**TASK DESCRIPTION:** Filter the records for lines holding the string "data".

#### GIVEN ENTRIES ####

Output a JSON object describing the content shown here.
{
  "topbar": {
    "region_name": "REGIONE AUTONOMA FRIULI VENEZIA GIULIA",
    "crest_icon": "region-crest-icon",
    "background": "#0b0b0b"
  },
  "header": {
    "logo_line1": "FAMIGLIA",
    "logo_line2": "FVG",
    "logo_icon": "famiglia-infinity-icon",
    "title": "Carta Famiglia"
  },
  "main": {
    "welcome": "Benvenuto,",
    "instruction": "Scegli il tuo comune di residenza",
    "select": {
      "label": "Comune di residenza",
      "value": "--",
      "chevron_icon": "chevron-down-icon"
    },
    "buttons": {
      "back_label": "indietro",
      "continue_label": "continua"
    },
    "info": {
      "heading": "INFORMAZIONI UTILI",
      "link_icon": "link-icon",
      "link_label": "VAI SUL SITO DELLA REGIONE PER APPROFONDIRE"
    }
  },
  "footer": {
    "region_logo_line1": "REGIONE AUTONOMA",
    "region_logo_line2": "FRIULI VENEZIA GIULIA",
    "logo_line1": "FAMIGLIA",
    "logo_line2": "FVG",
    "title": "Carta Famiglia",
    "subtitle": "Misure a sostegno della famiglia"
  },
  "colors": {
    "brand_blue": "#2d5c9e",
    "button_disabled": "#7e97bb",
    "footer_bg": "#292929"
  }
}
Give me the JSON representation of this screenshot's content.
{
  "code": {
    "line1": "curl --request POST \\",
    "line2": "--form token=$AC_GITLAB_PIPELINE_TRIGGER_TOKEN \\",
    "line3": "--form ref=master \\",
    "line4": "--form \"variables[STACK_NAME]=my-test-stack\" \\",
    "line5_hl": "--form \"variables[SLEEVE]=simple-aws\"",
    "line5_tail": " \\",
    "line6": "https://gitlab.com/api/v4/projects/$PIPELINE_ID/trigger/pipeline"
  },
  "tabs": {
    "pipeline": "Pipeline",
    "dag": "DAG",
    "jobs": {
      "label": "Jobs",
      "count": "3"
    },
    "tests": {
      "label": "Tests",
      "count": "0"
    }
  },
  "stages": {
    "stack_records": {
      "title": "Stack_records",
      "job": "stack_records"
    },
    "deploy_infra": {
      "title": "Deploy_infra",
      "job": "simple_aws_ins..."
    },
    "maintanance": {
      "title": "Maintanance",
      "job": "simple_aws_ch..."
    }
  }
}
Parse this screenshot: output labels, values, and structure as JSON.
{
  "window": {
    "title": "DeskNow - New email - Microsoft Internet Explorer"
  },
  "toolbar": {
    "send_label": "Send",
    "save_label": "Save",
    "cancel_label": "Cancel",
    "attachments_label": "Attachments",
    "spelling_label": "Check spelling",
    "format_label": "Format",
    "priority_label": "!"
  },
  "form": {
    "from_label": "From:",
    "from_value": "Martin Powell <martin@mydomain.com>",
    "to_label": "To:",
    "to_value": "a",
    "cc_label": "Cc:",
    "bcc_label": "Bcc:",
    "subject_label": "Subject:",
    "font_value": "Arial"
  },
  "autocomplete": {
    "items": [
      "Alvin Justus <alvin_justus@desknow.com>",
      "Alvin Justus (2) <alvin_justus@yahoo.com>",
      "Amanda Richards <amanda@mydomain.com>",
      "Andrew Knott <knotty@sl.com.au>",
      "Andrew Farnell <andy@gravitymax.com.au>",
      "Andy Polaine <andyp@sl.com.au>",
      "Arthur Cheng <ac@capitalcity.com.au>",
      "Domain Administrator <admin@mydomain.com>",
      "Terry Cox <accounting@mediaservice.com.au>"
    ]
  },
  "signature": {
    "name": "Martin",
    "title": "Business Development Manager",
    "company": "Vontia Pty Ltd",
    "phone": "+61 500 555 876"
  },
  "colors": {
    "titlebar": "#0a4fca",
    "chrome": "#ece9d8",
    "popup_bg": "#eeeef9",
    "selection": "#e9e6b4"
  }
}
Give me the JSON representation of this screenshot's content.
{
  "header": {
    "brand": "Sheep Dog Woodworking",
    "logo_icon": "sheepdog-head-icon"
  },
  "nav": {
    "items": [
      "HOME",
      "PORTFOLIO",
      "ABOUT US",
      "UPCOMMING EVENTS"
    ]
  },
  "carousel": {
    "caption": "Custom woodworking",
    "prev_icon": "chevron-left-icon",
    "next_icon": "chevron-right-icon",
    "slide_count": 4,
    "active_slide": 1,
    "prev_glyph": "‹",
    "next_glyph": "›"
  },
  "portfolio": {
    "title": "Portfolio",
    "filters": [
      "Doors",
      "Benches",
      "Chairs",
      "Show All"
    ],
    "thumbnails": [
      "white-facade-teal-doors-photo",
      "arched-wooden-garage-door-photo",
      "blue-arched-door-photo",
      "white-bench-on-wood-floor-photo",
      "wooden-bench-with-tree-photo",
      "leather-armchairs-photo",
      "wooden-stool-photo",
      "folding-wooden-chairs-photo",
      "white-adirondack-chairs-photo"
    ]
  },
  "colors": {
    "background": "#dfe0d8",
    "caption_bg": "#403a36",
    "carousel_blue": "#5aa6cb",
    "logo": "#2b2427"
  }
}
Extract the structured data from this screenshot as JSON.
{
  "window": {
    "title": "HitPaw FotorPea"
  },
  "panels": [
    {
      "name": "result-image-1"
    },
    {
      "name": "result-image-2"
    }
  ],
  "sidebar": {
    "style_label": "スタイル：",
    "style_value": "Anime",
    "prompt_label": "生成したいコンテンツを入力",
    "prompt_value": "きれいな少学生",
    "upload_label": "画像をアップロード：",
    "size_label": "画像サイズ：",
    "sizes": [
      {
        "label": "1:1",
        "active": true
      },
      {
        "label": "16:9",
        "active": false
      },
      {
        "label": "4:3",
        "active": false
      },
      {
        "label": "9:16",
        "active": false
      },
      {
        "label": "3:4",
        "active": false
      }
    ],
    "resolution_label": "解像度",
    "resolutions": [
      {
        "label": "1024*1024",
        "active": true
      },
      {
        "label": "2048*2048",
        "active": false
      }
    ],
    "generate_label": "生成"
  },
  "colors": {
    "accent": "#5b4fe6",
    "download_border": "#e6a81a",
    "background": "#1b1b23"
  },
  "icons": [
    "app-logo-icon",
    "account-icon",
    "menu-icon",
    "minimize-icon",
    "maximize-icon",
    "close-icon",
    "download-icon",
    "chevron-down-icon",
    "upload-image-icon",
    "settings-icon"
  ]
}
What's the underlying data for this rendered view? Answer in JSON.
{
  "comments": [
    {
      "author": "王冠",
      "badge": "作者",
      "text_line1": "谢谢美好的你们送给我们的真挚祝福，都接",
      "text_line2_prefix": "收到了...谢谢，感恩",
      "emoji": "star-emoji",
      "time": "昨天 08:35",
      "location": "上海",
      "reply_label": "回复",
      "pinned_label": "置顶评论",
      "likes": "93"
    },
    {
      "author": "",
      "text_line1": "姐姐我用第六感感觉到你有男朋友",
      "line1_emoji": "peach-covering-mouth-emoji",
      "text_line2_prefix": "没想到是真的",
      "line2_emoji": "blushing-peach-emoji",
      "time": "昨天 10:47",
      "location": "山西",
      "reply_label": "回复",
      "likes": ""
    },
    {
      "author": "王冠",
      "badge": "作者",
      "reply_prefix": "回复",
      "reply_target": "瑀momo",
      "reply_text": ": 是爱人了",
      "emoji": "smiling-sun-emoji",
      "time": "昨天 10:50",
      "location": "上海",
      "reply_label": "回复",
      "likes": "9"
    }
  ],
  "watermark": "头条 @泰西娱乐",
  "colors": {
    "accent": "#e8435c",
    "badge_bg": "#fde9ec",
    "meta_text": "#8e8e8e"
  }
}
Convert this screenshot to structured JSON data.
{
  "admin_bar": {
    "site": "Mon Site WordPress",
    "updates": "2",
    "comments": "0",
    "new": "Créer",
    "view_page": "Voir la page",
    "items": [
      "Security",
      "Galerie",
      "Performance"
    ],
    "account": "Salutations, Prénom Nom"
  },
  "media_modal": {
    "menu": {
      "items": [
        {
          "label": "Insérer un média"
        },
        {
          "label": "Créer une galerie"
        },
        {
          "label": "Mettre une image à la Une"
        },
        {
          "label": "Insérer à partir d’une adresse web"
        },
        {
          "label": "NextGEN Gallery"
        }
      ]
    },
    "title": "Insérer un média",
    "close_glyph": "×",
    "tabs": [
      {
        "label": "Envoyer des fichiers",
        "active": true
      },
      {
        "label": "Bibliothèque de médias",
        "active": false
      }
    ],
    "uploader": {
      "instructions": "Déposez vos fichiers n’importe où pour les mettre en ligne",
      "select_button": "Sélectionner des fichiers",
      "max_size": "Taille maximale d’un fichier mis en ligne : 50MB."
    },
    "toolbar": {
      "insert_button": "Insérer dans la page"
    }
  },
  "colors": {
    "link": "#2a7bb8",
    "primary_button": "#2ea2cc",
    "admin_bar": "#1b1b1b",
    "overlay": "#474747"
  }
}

####

**REPLY:**
Extract the structured data from this screenshot as JSON.
What's the underlying data for this rendered view? Answer in JSON.
Convert this screenshot to structured JSON data.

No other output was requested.